**BRIEF:**
Sift the material for lines containing "true", and return them.

**TASK DATA:**
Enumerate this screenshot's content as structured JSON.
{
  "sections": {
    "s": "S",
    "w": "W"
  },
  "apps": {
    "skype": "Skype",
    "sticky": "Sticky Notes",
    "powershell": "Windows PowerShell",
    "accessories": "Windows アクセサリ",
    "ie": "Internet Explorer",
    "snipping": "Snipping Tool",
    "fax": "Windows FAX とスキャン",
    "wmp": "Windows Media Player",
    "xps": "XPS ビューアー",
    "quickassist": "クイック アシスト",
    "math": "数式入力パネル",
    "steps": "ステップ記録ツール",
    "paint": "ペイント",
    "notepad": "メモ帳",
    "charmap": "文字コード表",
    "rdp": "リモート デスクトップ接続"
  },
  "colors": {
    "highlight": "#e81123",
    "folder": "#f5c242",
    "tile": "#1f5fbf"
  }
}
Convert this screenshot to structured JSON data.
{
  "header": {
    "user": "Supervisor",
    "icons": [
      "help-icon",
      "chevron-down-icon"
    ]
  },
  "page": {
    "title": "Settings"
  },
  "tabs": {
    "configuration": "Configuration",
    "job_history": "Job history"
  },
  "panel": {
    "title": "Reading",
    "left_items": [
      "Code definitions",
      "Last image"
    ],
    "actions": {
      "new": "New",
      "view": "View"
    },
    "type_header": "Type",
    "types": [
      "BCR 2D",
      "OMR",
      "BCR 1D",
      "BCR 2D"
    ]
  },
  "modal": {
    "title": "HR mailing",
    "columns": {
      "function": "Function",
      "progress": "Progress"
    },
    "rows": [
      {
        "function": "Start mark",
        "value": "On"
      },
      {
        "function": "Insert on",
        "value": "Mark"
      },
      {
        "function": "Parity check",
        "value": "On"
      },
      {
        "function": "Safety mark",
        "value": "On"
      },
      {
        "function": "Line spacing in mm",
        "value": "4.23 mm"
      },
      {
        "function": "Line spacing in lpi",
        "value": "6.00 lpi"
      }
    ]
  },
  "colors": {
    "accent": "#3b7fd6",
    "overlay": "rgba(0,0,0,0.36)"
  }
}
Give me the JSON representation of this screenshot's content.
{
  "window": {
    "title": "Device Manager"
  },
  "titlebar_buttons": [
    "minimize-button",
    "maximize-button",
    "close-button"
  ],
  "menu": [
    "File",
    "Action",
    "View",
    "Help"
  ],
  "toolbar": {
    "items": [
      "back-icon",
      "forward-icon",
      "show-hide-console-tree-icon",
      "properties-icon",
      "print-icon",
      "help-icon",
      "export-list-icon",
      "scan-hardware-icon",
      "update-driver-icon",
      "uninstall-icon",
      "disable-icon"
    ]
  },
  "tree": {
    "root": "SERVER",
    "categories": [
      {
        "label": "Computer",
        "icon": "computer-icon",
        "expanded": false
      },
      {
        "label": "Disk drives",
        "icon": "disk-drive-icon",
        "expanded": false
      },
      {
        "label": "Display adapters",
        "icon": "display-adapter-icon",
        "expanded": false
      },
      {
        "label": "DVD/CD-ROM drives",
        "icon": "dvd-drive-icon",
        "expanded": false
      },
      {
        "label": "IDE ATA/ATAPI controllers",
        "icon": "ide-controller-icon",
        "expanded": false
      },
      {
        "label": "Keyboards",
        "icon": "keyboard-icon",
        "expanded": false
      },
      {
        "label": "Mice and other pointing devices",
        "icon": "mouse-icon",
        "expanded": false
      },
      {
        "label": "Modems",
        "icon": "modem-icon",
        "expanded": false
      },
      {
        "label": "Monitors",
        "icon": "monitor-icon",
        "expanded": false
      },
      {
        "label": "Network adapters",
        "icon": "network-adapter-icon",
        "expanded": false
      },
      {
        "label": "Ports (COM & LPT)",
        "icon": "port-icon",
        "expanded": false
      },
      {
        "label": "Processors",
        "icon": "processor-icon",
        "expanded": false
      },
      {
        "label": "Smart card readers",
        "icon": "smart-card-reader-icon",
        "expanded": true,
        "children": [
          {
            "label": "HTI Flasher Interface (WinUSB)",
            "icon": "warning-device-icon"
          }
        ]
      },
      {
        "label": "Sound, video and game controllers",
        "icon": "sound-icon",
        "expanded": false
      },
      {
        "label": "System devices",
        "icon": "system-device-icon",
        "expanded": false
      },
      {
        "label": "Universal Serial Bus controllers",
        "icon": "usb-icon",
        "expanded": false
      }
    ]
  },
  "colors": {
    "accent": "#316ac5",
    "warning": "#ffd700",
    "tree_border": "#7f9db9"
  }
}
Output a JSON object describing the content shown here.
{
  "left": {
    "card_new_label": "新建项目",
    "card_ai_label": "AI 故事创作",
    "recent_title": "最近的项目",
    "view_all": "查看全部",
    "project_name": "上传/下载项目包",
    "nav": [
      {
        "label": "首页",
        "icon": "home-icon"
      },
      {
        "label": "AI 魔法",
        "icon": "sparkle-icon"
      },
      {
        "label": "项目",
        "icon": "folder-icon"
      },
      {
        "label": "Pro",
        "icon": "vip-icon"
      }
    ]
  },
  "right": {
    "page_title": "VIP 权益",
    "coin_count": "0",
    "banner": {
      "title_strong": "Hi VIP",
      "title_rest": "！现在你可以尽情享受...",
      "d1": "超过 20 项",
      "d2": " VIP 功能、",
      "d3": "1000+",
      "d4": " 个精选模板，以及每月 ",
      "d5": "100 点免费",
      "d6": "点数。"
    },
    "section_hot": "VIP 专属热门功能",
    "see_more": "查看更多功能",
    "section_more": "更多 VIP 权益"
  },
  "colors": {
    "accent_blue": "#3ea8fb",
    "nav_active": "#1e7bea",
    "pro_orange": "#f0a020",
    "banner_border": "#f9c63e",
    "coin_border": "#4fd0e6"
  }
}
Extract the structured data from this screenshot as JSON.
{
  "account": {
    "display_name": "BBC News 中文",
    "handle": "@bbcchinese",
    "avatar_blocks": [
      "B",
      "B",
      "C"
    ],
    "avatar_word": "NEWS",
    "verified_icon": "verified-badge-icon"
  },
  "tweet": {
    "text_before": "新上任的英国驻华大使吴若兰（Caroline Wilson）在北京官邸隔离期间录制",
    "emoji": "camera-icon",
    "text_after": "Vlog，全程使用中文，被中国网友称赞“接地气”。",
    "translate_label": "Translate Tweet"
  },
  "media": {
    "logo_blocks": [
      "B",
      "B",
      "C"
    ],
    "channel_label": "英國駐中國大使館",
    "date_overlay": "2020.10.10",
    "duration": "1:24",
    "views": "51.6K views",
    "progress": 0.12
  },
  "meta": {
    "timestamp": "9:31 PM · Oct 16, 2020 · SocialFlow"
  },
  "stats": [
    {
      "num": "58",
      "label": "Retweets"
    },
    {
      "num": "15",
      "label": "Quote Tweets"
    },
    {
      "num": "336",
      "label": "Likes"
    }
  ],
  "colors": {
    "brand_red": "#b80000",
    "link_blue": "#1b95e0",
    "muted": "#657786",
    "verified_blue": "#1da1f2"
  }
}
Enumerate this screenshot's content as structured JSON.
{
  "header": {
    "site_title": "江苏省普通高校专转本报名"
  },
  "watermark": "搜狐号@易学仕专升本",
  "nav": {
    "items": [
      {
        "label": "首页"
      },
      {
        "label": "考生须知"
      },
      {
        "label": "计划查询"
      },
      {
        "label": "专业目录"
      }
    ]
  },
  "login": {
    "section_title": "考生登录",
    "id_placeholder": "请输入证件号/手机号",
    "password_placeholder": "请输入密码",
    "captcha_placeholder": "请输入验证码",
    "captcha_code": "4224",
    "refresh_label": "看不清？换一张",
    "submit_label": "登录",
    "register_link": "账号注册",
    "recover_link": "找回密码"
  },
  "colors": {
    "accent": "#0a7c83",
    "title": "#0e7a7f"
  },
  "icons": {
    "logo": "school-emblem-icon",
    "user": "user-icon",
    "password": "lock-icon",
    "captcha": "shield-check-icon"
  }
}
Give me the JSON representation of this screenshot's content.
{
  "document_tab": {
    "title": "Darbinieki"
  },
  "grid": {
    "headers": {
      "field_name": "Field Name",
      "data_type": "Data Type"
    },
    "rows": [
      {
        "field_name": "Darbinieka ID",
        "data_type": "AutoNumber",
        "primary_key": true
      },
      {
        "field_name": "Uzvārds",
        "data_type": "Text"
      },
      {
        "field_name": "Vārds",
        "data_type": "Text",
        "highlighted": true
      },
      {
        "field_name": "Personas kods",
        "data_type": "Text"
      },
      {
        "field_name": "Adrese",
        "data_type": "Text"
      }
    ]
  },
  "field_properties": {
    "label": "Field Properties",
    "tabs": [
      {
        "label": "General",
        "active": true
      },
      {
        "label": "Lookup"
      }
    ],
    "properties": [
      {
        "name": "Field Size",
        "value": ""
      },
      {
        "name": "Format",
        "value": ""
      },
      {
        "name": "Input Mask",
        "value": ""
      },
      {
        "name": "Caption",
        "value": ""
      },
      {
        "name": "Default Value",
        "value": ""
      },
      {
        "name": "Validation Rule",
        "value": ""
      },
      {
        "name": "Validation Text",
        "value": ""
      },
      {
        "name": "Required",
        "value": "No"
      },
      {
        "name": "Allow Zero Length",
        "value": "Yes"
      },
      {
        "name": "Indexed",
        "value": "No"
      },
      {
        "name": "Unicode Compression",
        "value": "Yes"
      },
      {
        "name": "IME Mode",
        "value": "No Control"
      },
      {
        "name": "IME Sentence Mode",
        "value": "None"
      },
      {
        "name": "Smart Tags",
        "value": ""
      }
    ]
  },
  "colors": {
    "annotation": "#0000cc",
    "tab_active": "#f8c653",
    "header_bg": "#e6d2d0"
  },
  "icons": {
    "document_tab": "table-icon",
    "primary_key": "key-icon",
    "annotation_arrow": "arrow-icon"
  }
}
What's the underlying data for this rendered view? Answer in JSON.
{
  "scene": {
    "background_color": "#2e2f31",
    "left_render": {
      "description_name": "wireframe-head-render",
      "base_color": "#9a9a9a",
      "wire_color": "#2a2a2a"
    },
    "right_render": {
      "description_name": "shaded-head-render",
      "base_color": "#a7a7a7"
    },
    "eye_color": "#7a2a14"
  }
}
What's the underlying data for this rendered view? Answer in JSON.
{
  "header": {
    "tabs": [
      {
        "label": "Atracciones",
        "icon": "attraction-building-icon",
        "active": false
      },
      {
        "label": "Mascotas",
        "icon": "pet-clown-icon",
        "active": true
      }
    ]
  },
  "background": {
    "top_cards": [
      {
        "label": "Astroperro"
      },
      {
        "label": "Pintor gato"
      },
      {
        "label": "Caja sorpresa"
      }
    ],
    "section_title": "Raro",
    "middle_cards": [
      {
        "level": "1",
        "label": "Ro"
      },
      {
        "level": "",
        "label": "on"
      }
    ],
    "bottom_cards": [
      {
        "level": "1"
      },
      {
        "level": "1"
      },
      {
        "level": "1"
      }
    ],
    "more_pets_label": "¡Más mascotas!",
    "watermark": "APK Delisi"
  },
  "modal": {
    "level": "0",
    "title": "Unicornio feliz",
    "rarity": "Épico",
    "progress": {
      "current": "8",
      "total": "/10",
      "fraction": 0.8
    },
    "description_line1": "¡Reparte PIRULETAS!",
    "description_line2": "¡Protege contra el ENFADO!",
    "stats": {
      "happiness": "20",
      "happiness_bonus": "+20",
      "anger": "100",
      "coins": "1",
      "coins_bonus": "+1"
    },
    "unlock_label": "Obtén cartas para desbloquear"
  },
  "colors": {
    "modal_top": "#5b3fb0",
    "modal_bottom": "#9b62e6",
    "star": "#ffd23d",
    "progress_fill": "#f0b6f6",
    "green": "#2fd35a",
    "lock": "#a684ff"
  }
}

**CORRECT ANSWER:**
        "expanded": true,
        "primary_key": true
        "highlighted": true
        "active": true
        "active": true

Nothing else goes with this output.